Task to carry out |
Set every record down verbatim and omit the pictures.

Records supplied |
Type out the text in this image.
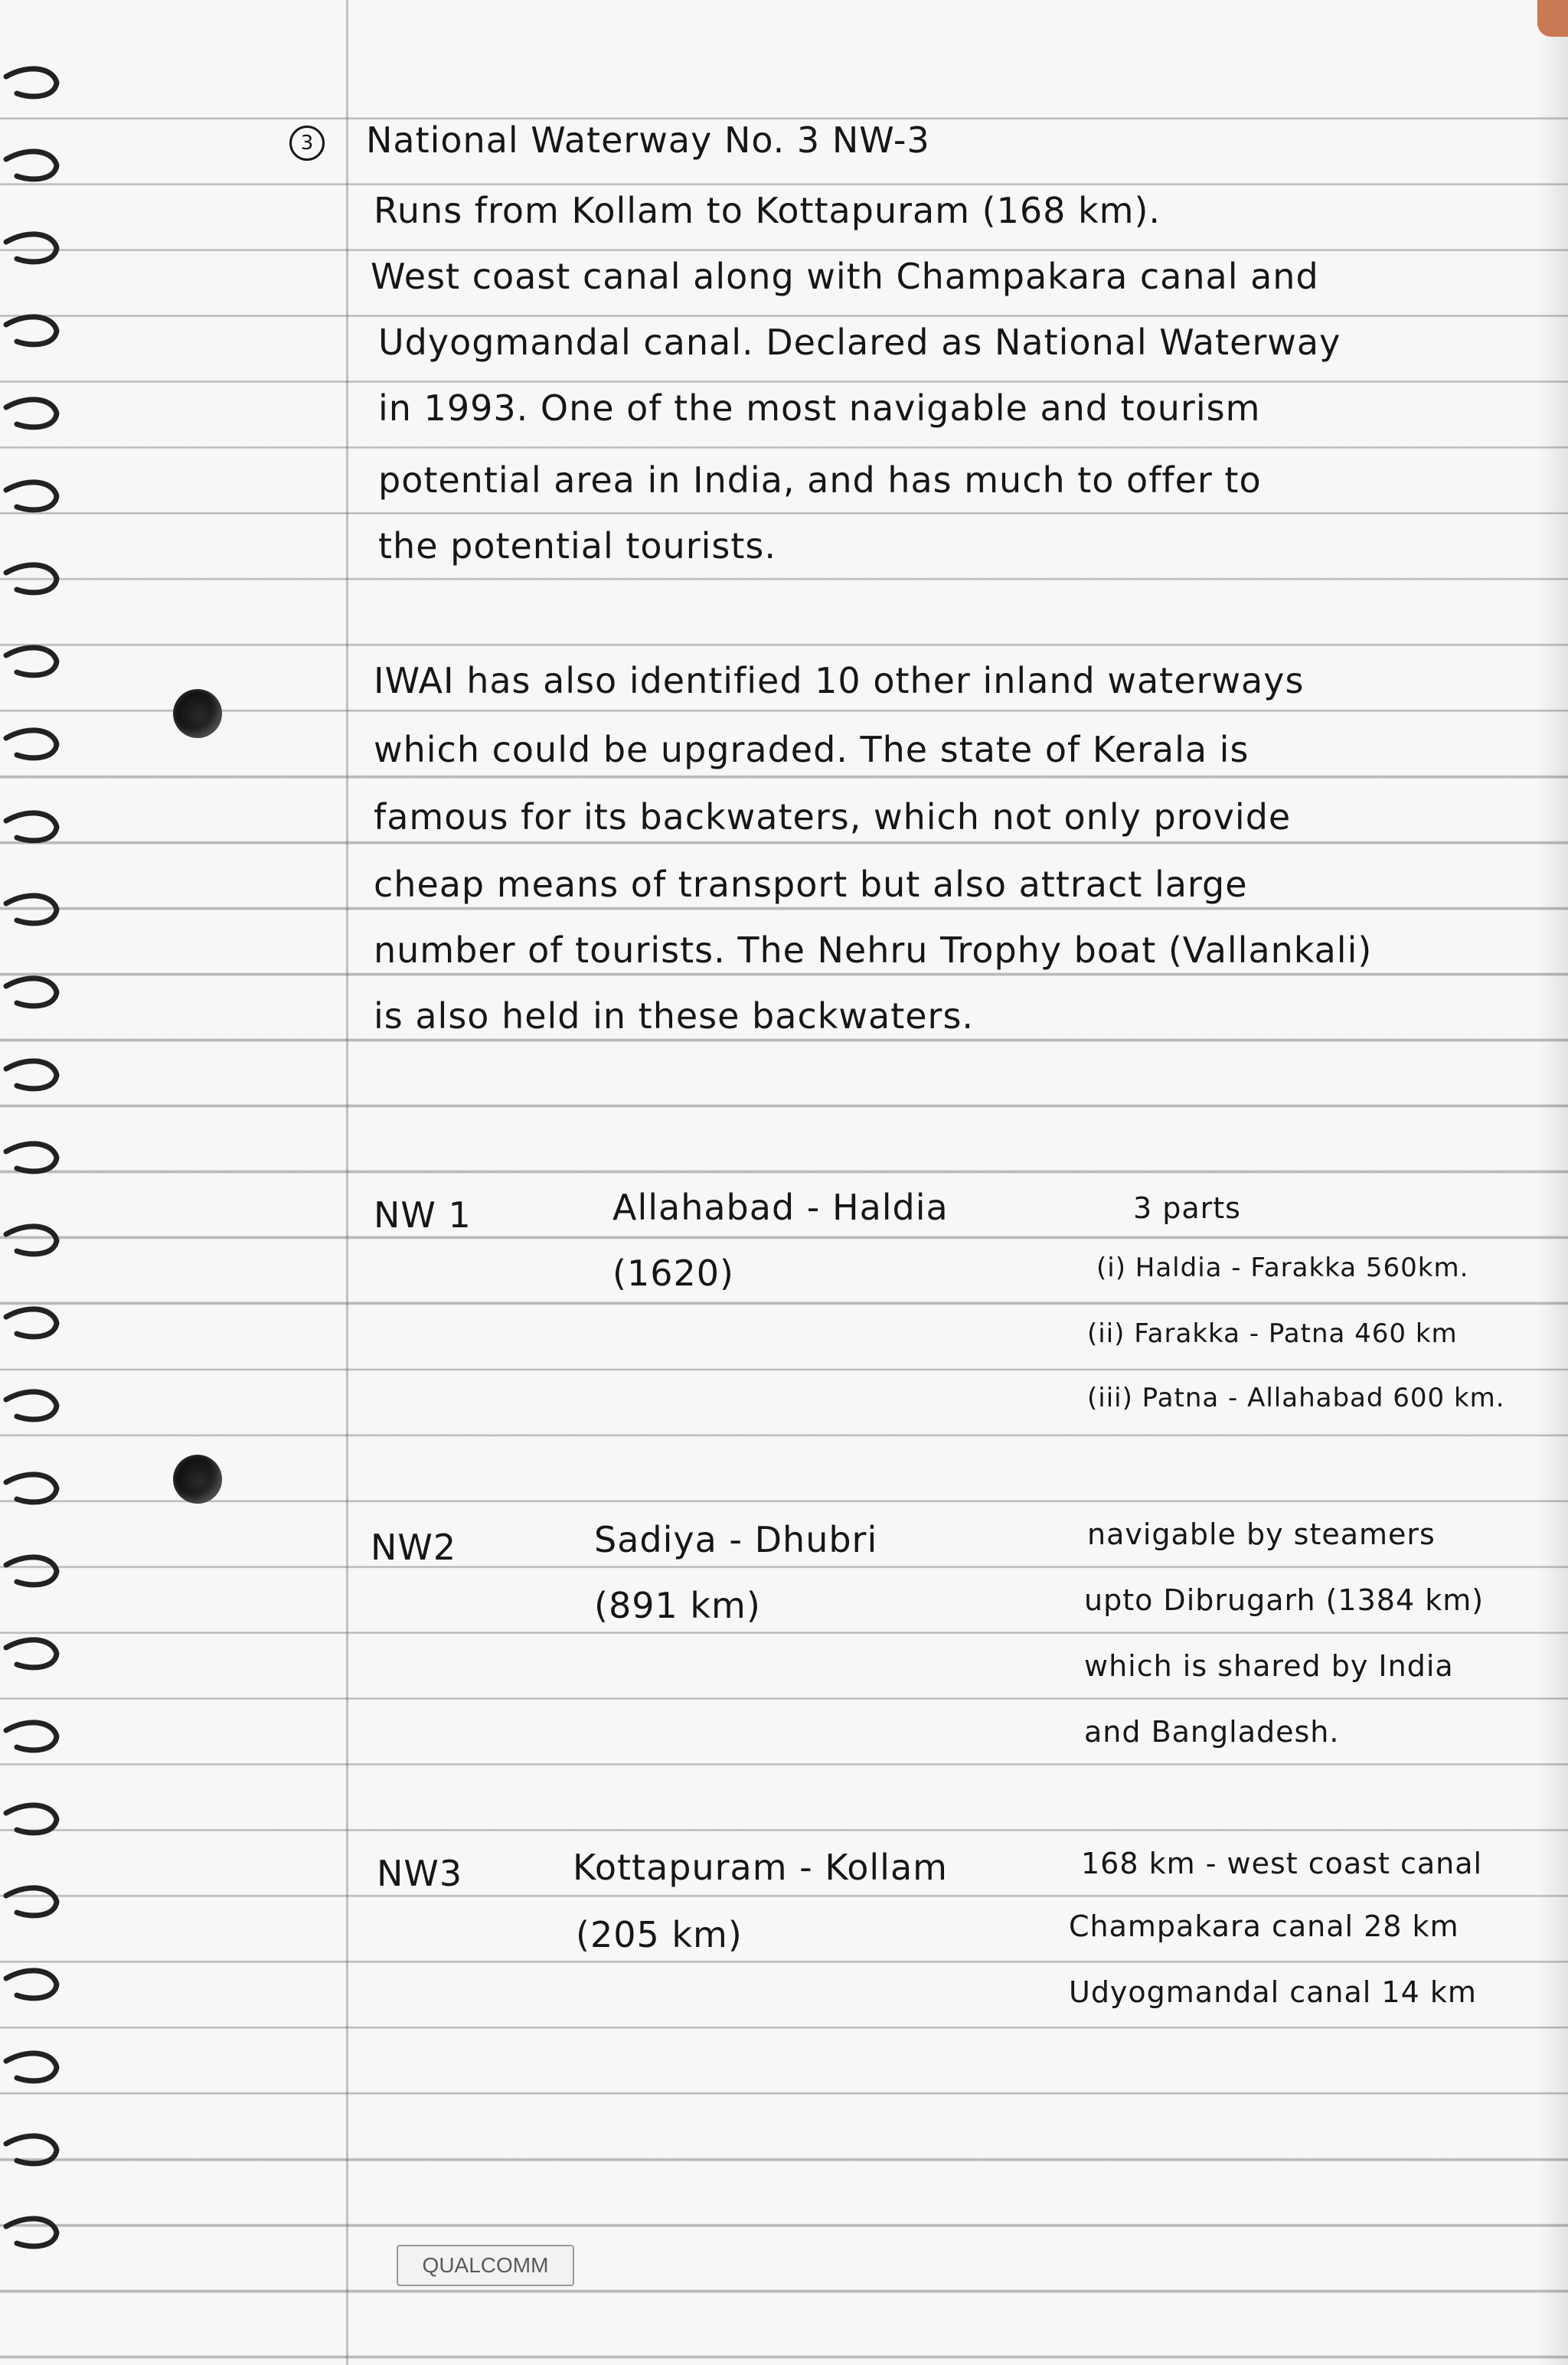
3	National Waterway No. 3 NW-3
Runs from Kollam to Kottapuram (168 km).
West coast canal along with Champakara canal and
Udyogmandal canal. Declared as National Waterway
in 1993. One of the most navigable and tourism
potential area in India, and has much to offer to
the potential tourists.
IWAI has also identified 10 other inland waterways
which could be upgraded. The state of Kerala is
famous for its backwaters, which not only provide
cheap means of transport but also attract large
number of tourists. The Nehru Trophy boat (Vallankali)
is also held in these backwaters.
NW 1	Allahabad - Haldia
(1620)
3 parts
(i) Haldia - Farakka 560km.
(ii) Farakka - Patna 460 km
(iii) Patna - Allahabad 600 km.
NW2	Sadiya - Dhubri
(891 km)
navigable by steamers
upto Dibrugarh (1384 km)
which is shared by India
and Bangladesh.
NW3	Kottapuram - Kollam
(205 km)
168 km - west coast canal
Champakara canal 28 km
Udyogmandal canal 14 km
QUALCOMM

Final result |
Type out the text in this image.
3	National Waterway No. 3 NW-3
Runs from Kollam to Kottapuram (168 km).
West coast canal along with Champakara canal and
Udyogmandal canal. Declared as National Waterway
in 1993. One of the most navigable and tourism
potential area in India, and has much to offer to
the potential tourists.
IWAI has also identified 10 other inland waterways
which could be upgraded. The state of Kerala is
famous for its backwaters, which not only provide
cheap means of transport but also attract large
number of tourists. The Nehru Trophy boat (Vallankali)
is also held in these backwaters.
NW 1	Allahabad - Haldia
(1620)
3 parts
(i) Haldia - Farakka 560km.
(ii) Farakka - Patna 460 km
(iii) Patna - Allahabad 600 km.
NW2	Sadiya - Dhubri
(891 km)
navigable by steamers
upto Dibrugarh (1384 km)
which is shared by India
and Bangladesh.
NW3	Kottapuram - Kollam
(205 km)
168 km - west coast canal
Champakara canal 28 km
Udyogmandal canal 14 km
QUALCOMM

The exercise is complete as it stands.